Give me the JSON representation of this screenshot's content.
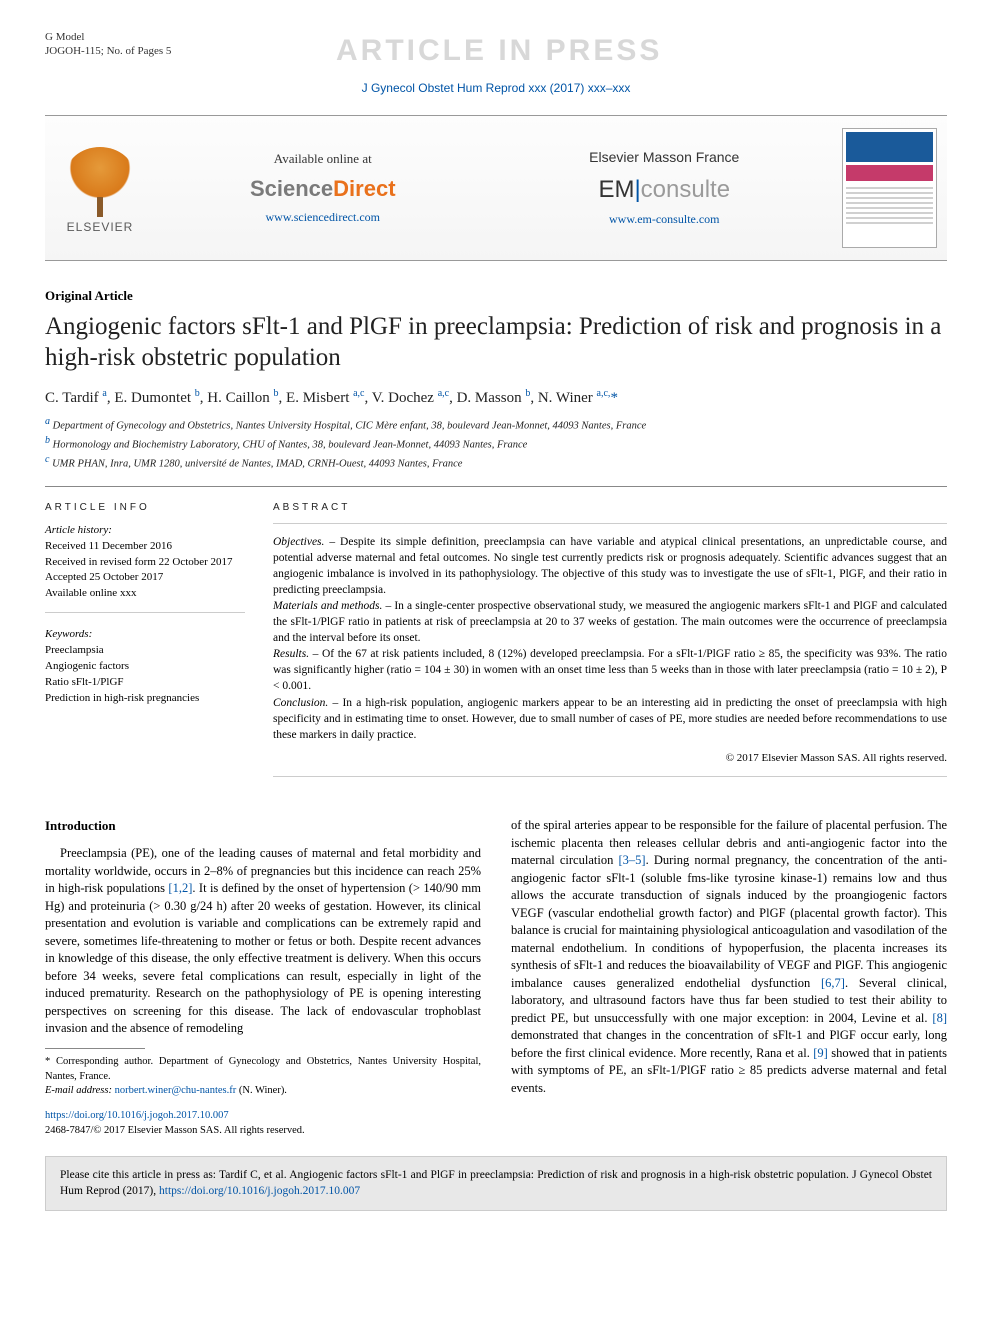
{
  "header": {
    "gmodel": "G Model",
    "gmodel_id": "JOGOH-115; No. of Pages 5",
    "watermark": "ARTICLE IN PRESS",
    "journal_line": "J Gynecol Obstet Hum Reprod xxx (2017) xxx–xxx"
  },
  "panel": {
    "elsevier": "ELSEVIER",
    "sd_avail": "Available online at",
    "sd_sci": "Science",
    "sd_dir": "Direct",
    "sd_url": "www.sciencedirect.com",
    "em_title": "Elsevier Masson France",
    "em_em": "EM",
    "em_con": "consulte",
    "em_url": "www.em-consulte.com"
  },
  "article": {
    "type": "Original Article",
    "title": "Angiogenic factors sFlt-1 and PlGF in preeclampsia: Prediction of risk and prognosis in a high-risk obstetric population",
    "authors_html": "C. Tardif <sup>a</sup>, E. Dumontet <sup>b</sup>, H. Caillon <sup>b</sup>, E. Misbert <sup>a,c</sup>, V. Dochez <sup>a,c</sup>, D. Masson <sup>b</sup>, N. Winer <sup>a,c,</sup><span class='ast'>*</span>",
    "affils": [
      "Department of Gynecology and Obstetrics, Nantes University Hospital, CIC Mère enfant, 38, boulevard Jean-Monnet, 44093 Nantes, France",
      "Hormonology and Biochemistry Laboratory, CHU of Nantes, 38, boulevard Jean-Monnet, 44093 Nantes, France",
      "UMR PHAN, Inra, UMR 1280, université de Nantes, IMAD, CRNH-Ouest, 44093 Nantes, France"
    ],
    "affil_sups": [
      "a",
      "b",
      "c"
    ]
  },
  "info": {
    "head": "ARTICLE INFO",
    "history_label": "Article history:",
    "received": "Received 11 December 2016",
    "revised": "Received in revised form 22 October 2017",
    "accepted": "Accepted 25 October 2017",
    "online": "Available online xxx",
    "kw_label": "Keywords:",
    "keywords": [
      "Preeclampsia",
      "Angiogenic factors",
      "Ratio sFlt-1/PlGF",
      "Prediction in high-risk pregnancies"
    ]
  },
  "abstract": {
    "head": "ABSTRACT",
    "objectives_label": "Objectives. –",
    "objectives": " Despite its simple definition, preeclampsia can have variable and atypical clinical presentations, an unpredictable course, and potential adverse maternal and fetal outcomes. No single test currently predicts risk or prognosis adequately. Scientific advances suggest that an angiogenic imbalance is involved in its pathophysiology. The objective of this study was to investigate the use of sFlt-1, PlGF, and their ratio in predicting preeclampsia.",
    "methods_label": "Materials and methods. –",
    "methods": " In a single-center prospective observational study, we measured the angiogenic markers sFlt-1 and PlGF and calculated the sFlt-1/PlGF ratio in patients at risk of preeclampsia at 20 to 37 weeks of gestation. The main outcomes were the occurrence of preeclampsia and the interval before its onset.",
    "results_label": "Results. –",
    "results": " Of the 67 at risk patients included, 8 (12%) developed preeclampsia. For a sFlt-1/PlGF ratio ≥ 85, the specificity was 93%. The ratio was significantly higher (ratio = 104 ± 30) in women with an onset time less than 5 weeks than in those with later preeclampsia (ratio = 10 ± 2), P < 0.001.",
    "conclusion_label": "Conclusion. –",
    "conclusion": " In a high-risk population, angiogenic markers appear to be an interesting aid in predicting the onset of preeclampsia with high specificity and in estimating time to onset. However, due to small number of cases of PE, more studies are needed before recommendations to use these markers in daily practice.",
    "copyright": "© 2017 Elsevier Masson SAS. All rights reserved."
  },
  "body": {
    "intro_head": "Introduction",
    "col1": "Preeclampsia (PE), one of the leading causes of maternal and fetal morbidity and mortality worldwide, occurs in 2–8% of pregnancies but this incidence can reach 25% in high-risk populations [1,2]. It is defined by the onset of hypertension (> 140/90 mm Hg) and proteinuria (> 0.30 g/24 h) after 20 weeks of gestation. However, its clinical presentation and evolution is variable and complications can be extremely rapid and severe, sometimes life-threatening to mother or fetus or both. Despite recent advances in knowledge of this disease, the only effective treatment is delivery. When this occurs before 34 weeks, severe fetal complications can result, especially in light of the induced prematurity. Research on the pathophysiology of PE is opening interesting perspectives on screening for this disease. The lack of endovascular trophoblast invasion and the absence of remodeling",
    "col1_refs": {
      "r12": "[1,2]"
    },
    "col2": "of the spiral arteries appear to be responsible for the failure of placental perfusion. The ischemic placenta then releases cellular debris and anti-angiogenic factor into the maternal circulation [3–5]. During normal pregnancy, the concentration of the anti-angiogenic factor sFlt-1 (soluble fms-like tyrosine kinase-1) remains low and thus allows the accurate transduction of signals induced by the proangiogenic factors VEGF (vascular endothelial growth factor) and PlGF (placental growth factor). This balance is crucial for maintaining physiological anticoagulation and vasodilation of the maternal endothelium. In conditions of hypoperfusion, the placenta increases its synthesis of sFlt-1 and reduces the bioavailability of VEGF and PlGF. This angiogenic imbalance causes generalized endothelial dysfunction [6,7]. Several clinical, laboratory, and ultrasound factors have thus far been studied to test their ability to predict PE, but unsuccessfully with one major exception: in 2004, Levine et al. [8] demonstrated that changes in the concentration of sFlt-1 and PlGF occur early, long before the first clinical evidence. More recently, Rana et al. [9] showed that in patients with symptoms of PE, an sFlt-1/PlGF ratio ≥ 85 predicts adverse maternal and fetal events."
  },
  "footnotes": {
    "corr": "* Corresponding author. Department of Gynecology and Obstetrics, Nantes University Hospital, Nantes, France.",
    "email_label": "E-mail address:",
    "email": "norbert.winer@chu-nantes.fr",
    "email_tail": " (N. Winer).",
    "doi_url": "https://doi.org/10.1016/j.jogoh.2017.10.007",
    "issn_line": "2468-7847/© 2017 Elsevier Masson SAS. All rights reserved."
  },
  "citebox": {
    "text_pre": "Please cite this article in press as: Tardif C, et al. Angiogenic factors sFlt-1 and PlGF in preeclampsia: Prediction of risk and prognosis in a high-risk obstetric population. J Gynecol Obstet Hum Reprod (2017), ",
    "url": "https://doi.org/10.1016/j.jogoh.2017.10.007"
  },
  "colors": {
    "link": "#0054a6",
    "orange": "#e9711c",
    "grey": "#7a7a7a"
  }
}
......
* WHAT YOU NEED TO DO *
Would it be possible to reproduce the material word for word, images omitted?

* RESULT OF THE TASK *
Give me the JSON representation of this screenshot's content.
{
  "header": {
    "gmodel": "G Model",
    "gmodel_id": "JOGOH-115; No. of Pages 5",
    "watermark": "ARTICLE IN PRESS",
    "journal_line": "J Gynecol Obstet Hum Reprod xxx (2017) xxx–xxx"
  },
  "panel": {
    "elsevier": "ELSEVIER",
    "sd_avail": "Available online at",
    "sd_sci": "Science",
    "sd_dir": "Direct",
    "sd_url": "www.sciencedirect.com",
    "em_title": "Elsevier Masson France",
    "em_em": "EM",
    "em_con": "consulte",
    "em_url": "www.em-consulte.com"
  },
  "article": {
    "type": "Original Article",
    "title": "Angiogenic factors sFlt-1 and PlGF in preeclampsia: Prediction of risk and prognosis in a high-risk obstetric population",
    "authors_html": "C. Tardif <sup>a</sup>, E. Dumontet <sup>b</sup>, H. Caillon <sup>b</sup>, E. Misbert <sup>a,c</sup>, V. Dochez <sup>a,c</sup>, D. Masson <sup>b</sup>, N. Winer <sup>a,c,</sup><span class='ast'>*</span>",
    "affils": [
      "Department of Gynecology and Obstetrics, Nantes University Hospital, CIC Mère enfant, 38, boulevard Jean-Monnet, 44093 Nantes, France",
      "Hormonology and Biochemistry Laboratory, CHU of Nantes, 38, boulevard Jean-Monnet, 44093 Nantes, France",
      "UMR PHAN, Inra, UMR 1280, université de Nantes, IMAD, CRNH-Ouest, 44093 Nantes, France"
    ],
    "affil_sups": [
      "a",
      "b",
      "c"
    ]
  },
  "info": {
    "head": "ARTICLE INFO",
    "history_label": "Article history:",
    "received": "Received 11 December 2016",
    "revised": "Received in revised form 22 October 2017",
    "accepted": "Accepted 25 October 2017",
    "online": "Available online xxx",
    "kw_label": "Keywords:",
    "keywords": [
      "Preeclampsia",
      "Angiogenic factors",
      "Ratio sFlt-1/PlGF",
      "Prediction in high-risk pregnancies"
    ]
  },
  "abstract": {
    "head": "ABSTRACT",
    "objectives_label": "Objectives. –",
    "objectives": " Despite its simple definition, preeclampsia can have variable and atypical clinical presentations, an unpredictable course, and potential adverse maternal and fetal outcomes. No single test currently predicts risk or prognosis adequately. Scientific advances suggest that an angiogenic imbalance is involved in its pathophysiology. The objective of this study was to investigate the use of sFlt-1, PlGF, and their ratio in predicting preeclampsia.",
    "methods_label": "Materials and methods. –",
    "methods": " In a single-center prospective observational study, we measured the angiogenic markers sFlt-1 and PlGF and calculated the sFlt-1/PlGF ratio in patients at risk of preeclampsia at 20 to 37 weeks of gestation. The main outcomes were the occurrence of preeclampsia and the interval before its onset.",
    "results_label": "Results. –",
    "results": " Of the 67 at risk patients included, 8 (12%) developed preeclampsia. For a sFlt-1/PlGF ratio ≥ 85, the specificity was 93%. The ratio was significantly higher (ratio = 104 ± 30) in women with an onset time less than 5 weeks than in those with later preeclampsia (ratio = 10 ± 2), P < 0.001.",
    "conclusion_label": "Conclusion. –",
    "conclusion": " In a high-risk population, angiogenic markers appear to be an interesting aid in predicting the onset of preeclampsia with high specificity and in estimating time to onset. However, due to small number of cases of PE, more studies are needed before recommendations to use these markers in daily practice.",
    "copyright": "© 2017 Elsevier Masson SAS. All rights reserved."
  },
  "body": {
    "intro_head": "Introduction",
    "col1": "Preeclampsia (PE), one of the leading causes of maternal and fetal morbidity and mortality worldwide, occurs in 2–8% of pregnancies but this incidence can reach 25% in high-risk populations [1,2]. It is defined by the onset of hypertension (> 140/90 mm Hg) and proteinuria (> 0.30 g/24 h) after 20 weeks of gestation. However, its clinical presentation and evolution is variable and complications can be extremely rapid and severe, sometimes life-threatening to mother or fetus or both. Despite recent advances in knowledge of this disease, the only effective treatment is delivery. When this occurs before 34 weeks, severe fetal complications can result, especially in light of the induced prematurity. Research on the pathophysiology of PE is opening interesting perspectives on screening for this disease. The lack of endovascular trophoblast invasion and the absence of remodeling",
    "col1_refs": {
      "r12": "[1,2]"
    },
    "col2": "of the spiral arteries appear to be responsible for the failure of placental perfusion. The ischemic placenta then releases cellular debris and anti-angiogenic factor into the maternal circulation [3–5]. During normal pregnancy, the concentration of the anti-angiogenic factor sFlt-1 (soluble fms-like tyrosine kinase-1) remains low and thus allows the accurate transduction of signals induced by the proangiogenic factors VEGF (vascular endothelial growth factor) and PlGF (placental growth factor). This balance is crucial for maintaining physiological anticoagulation and vasodilation of the maternal endothelium. In conditions of hypoperfusion, the placenta increases its synthesis of sFlt-1 and reduces the bioavailability of VEGF and PlGF. This angiogenic imbalance causes generalized endothelial dysfunction [6,7]. Several clinical, laboratory, and ultrasound factors have thus far been studied to test their ability to predict PE, but unsuccessfully with one major exception: in 2004, Levine et al. [8] demonstrated that changes in the concentration of sFlt-1 and PlGF occur early, long before the first clinical evidence. More recently, Rana et al. [9] showed that in patients with symptoms of PE, an sFlt-1/PlGF ratio ≥ 85 predicts adverse maternal and fetal events."
  },
  "footnotes": {
    "corr": "* Corresponding author. Department of Gynecology and Obstetrics, Nantes University Hospital, Nantes, France.",
    "email_label": "E-mail address:",
    "email": "norbert.winer@chu-nantes.fr",
    "email_tail": " (N. Winer).",
    "doi_url": "https://doi.org/10.1016/j.jogoh.2017.10.007",
    "issn_line": "2468-7847/© 2017 Elsevier Masson SAS. All rights reserved."
  },
  "citebox": {
    "text_pre": "Please cite this article in press as: Tardif C, et al. Angiogenic factors sFlt-1 and PlGF in preeclampsia: Prediction of risk and prognosis in a high-risk obstetric population. J Gynecol Obstet Hum Reprod (2017), ",
    "url": "https://doi.org/10.1016/j.jogoh.2017.10.007"
  },
  "colors": {
    "link": "#0054a6",
    "orange": "#e9711c",
    "grey": "#7a7a7a"
  }
}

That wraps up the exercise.